[start of Material for this task]

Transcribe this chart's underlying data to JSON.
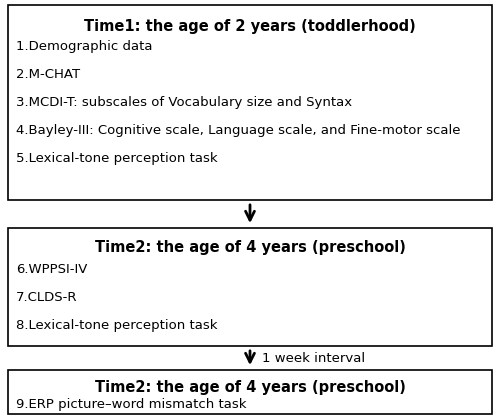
{
  "box1_title": "Time1: the age of 2 years (toddlerhood)",
  "box1_items": [
    "1.Demographic data",
    "2.M-CHAT",
    "3.MCDI-T: subscales of Vocabulary size and Syntax",
    "4.Bayley-III: Cognitive scale, Language scale, and Fine-motor scale",
    "5.Lexical-tone perception task"
  ],
  "box2_title": "Time2: the age of 4 years (preschool)",
  "box2_items": [
    "6.WPPSI-IV",
    "7.CLDS-R",
    "8.Lexical-tone perception task"
  ],
  "box3_title": "Time2: the age of 4 years (preschool)",
  "box3_items": [
    "9.ERP picture–word mismatch task"
  ],
  "arrow_label": "1 week interval",
  "bg_color": "#ffffff",
  "box_edge_color": "#000000",
  "text_color": "#000000",
  "title_fontsize": 10.5,
  "item_fontsize": 9.5,
  "arrow_label_fontsize": 9.5
}
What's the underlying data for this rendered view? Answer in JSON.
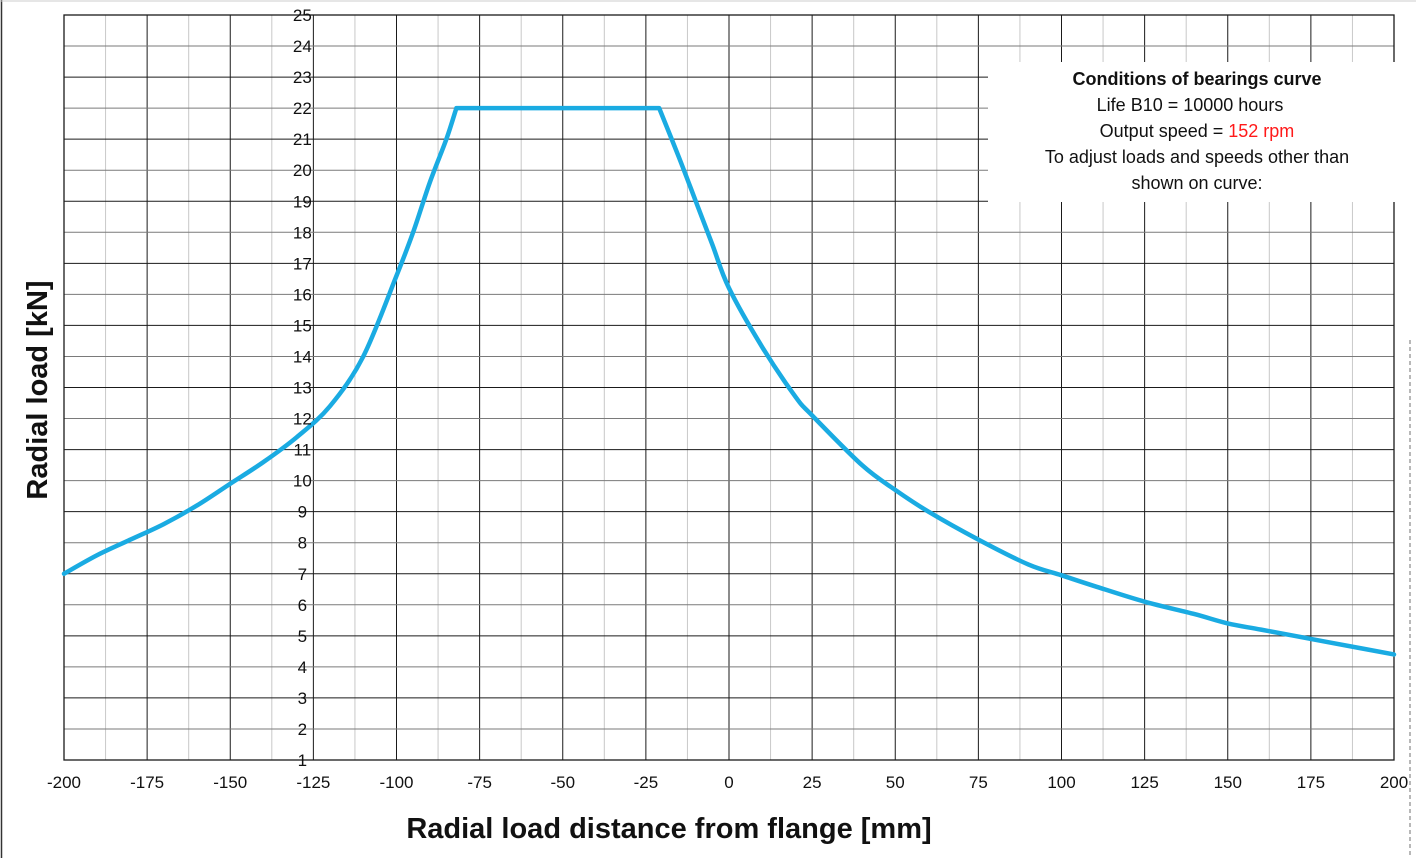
{
  "chart_data": {
    "type": "line",
    "title": "",
    "xlabel": "Radial load distance from flange [mm]",
    "ylabel": "Radial load [kN]",
    "xlim": [
      -200,
      200
    ],
    "ylim": [
      1,
      25
    ],
    "x_ticks": [
      -200,
      -175,
      -150,
      -125,
      -100,
      -75,
      -50,
      -25,
      0,
      25,
      50,
      75,
      100,
      125,
      150,
      175,
      200
    ],
    "y_ticks": [
      1,
      2,
      3,
      4,
      5,
      6,
      7,
      8,
      9,
      10,
      11,
      12,
      13,
      14,
      15,
      16,
      17,
      18,
      19,
      20,
      21,
      22,
      23,
      24,
      25
    ],
    "grid": true,
    "series": [
      {
        "color": "#1aabe2",
        "x": [
          -200,
          -190,
          -180,
          -170,
          -160,
          -150,
          -140,
          -130,
          -120,
          -110,
          -100,
          -95,
          -90,
          -85,
          -82,
          -75,
          -50,
          -25,
          -21,
          -15,
          -10,
          -5,
          0,
          10,
          20,
          25,
          40,
          50,
          60,
          75,
          90,
          100,
          110,
          125,
          140,
          150,
          160,
          175,
          190,
          200
        ],
        "y": [
          7.0,
          7.6,
          8.1,
          8.6,
          9.2,
          9.9,
          10.6,
          11.4,
          12.4,
          14.0,
          16.6,
          18.0,
          19.6,
          21.0,
          22.0,
          22.0,
          22.0,
          22.0,
          22.0,
          20.4,
          19.0,
          17.6,
          16.2,
          14.3,
          12.7,
          12.1,
          10.5,
          9.7,
          9.0,
          8.1,
          7.3,
          6.95,
          6.6,
          6.1,
          5.7,
          5.4,
          5.2,
          4.9,
          4.6,
          4.4
        ]
      }
    ],
    "annotation": {
      "title": "Conditions of bearings curve",
      "lines": [
        "Life B10 = 10000 hours",
        "To adjust loads and speeds other than",
        "shown on curve:"
      ],
      "speed_prefix": "Output speed = ",
      "speed_value": "152 rpm",
      "speed_color": "#ff1a1a",
      "placement": "top-right"
    }
  }
}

[end of Material for this task]

Task to complete - Write out all the entries again, word for word, and print no images.

Answer to the problem -
Transcribe this chart's underlying data to JSON.
{
  "box1_title": "Time1: the age of 2 years (toddlerhood)",
  "box1_items": [
    "1.Demographic data",
    "2.M-CHAT",
    "3.MCDI-T: subscales of Vocabulary size and Syntax",
    "4.Bayley-III: Cognitive scale, Language scale, and Fine-motor scale",
    "5.Lexical-tone perception task"
  ],
  "box2_title": "Time2: the age of 4 years (preschool)",
  "box2_items": [
    "6.WPPSI-IV",
    "7.CLDS-R",
    "8.Lexical-tone perception task"
  ],
  "box3_title": "Time2: the age of 4 years (preschool)",
  "box3_items": [
    "9.ERP picture–word mismatch task"
  ],
  "arrow_label": "1 week interval",
  "bg_color": "#ffffff",
  "box_edge_color": "#000000",
  "text_color": "#000000",
  "title_fontsize": 10.5,
  "item_fontsize": 9.5,
  "arrow_label_fontsize": 9.5
}
What's the underlying data for this rendered view? Answer in JSON.
{
  "chart_data": {
    "type": "line",
    "title": "",
    "xlabel": "Radial load distance from flange [mm]",
    "ylabel": "Radial load [kN]",
    "xlim": [
      -200,
      200
    ],
    "ylim": [
      1,
      25
    ],
    "x_ticks": [
      -200,
      -175,
      -150,
      -125,
      -100,
      -75,
      -50,
      -25,
      0,
      25,
      50,
      75,
      100,
      125,
      150,
      175,
      200
    ],
    "y_ticks": [
      1,
      2,
      3,
      4,
      5,
      6,
      7,
      8,
      9,
      10,
      11,
      12,
      13,
      14,
      15,
      16,
      17,
      18,
      19,
      20,
      21,
      22,
      23,
      24,
      25
    ],
    "grid": true,
    "series": [
      {
        "color": "#1aabe2",
        "x": [
          -200,
          -190,
          -180,
          -170,
          -160,
          -150,
          -140,
          -130,
          -120,
          -110,
          -100,
          -95,
          -90,
          -85,
          -82,
          -75,
          -50,
          -25,
          -21,
          -15,
          -10,
          -5,
          0,
          10,
          20,
          25,
          40,
          50,
          60,
          75,
          90,
          100,
          110,
          125,
          140,
          150,
          160,
          175,
          190,
          200
        ],
        "y": [
          7.0,
          7.6,
          8.1,
          8.6,
          9.2,
          9.9,
          10.6,
          11.4,
          12.4,
          14.0,
          16.6,
          18.0,
          19.6,
          21.0,
          22.0,
          22.0,
          22.0,
          22.0,
          22.0,
          20.4,
          19.0,
          17.6,
          16.2,
          14.3,
          12.7,
          12.1,
          10.5,
          9.7,
          9.0,
          8.1,
          7.3,
          6.95,
          6.6,
          6.1,
          5.7,
          5.4,
          5.2,
          4.9,
          4.6,
          4.4
        ]
      }
    ],
    "annotation": {
      "title": "Conditions of bearings curve",
      "lines": [
        "Life B10 = 10000 hours",
        "To adjust loads and speeds other than",
        "shown on curve:"
      ],
      "speed_prefix": "Output speed = ",
      "speed_value": "152 rpm",
      "speed_color": "#ff1a1a",
      "placement": "top-right"
    }
  }
}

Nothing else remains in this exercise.